■ TASK PROMPT ■
List each line holding the string "относительно".

■ INFORMATION SHOWN ■
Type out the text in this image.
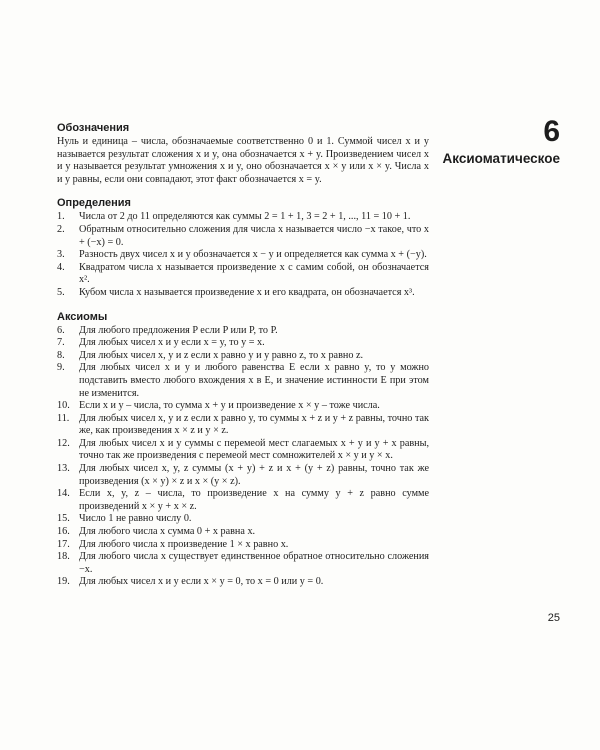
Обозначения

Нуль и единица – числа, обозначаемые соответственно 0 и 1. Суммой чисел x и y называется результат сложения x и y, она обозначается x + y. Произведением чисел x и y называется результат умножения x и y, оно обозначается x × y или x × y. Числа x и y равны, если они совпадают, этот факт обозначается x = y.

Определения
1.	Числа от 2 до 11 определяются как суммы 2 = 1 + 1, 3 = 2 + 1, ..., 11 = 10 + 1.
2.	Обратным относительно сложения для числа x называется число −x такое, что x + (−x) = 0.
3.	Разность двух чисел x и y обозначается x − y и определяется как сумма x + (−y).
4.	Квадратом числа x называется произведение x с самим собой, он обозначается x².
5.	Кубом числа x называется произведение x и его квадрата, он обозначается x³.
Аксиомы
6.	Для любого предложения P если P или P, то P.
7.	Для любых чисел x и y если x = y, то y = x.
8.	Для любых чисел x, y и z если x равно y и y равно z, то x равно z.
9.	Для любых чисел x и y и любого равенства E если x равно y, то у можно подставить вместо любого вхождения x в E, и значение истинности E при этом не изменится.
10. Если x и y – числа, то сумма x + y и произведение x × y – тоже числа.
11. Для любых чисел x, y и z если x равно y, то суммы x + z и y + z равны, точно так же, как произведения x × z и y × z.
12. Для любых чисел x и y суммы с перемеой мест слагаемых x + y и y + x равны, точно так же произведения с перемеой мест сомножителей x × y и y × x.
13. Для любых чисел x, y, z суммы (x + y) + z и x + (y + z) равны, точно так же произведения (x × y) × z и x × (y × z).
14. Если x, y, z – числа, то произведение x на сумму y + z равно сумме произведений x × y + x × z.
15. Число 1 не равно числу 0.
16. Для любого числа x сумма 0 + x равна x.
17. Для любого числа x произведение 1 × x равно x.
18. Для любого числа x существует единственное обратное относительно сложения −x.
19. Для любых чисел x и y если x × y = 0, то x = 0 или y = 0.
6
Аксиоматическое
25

■ RESPONSE ■
2.	Обратным относительно сложения для числа x называется число −x такое, что x + (−x) = 0.
18. Для любого числа x существует единственное обратное относительно сложения −x.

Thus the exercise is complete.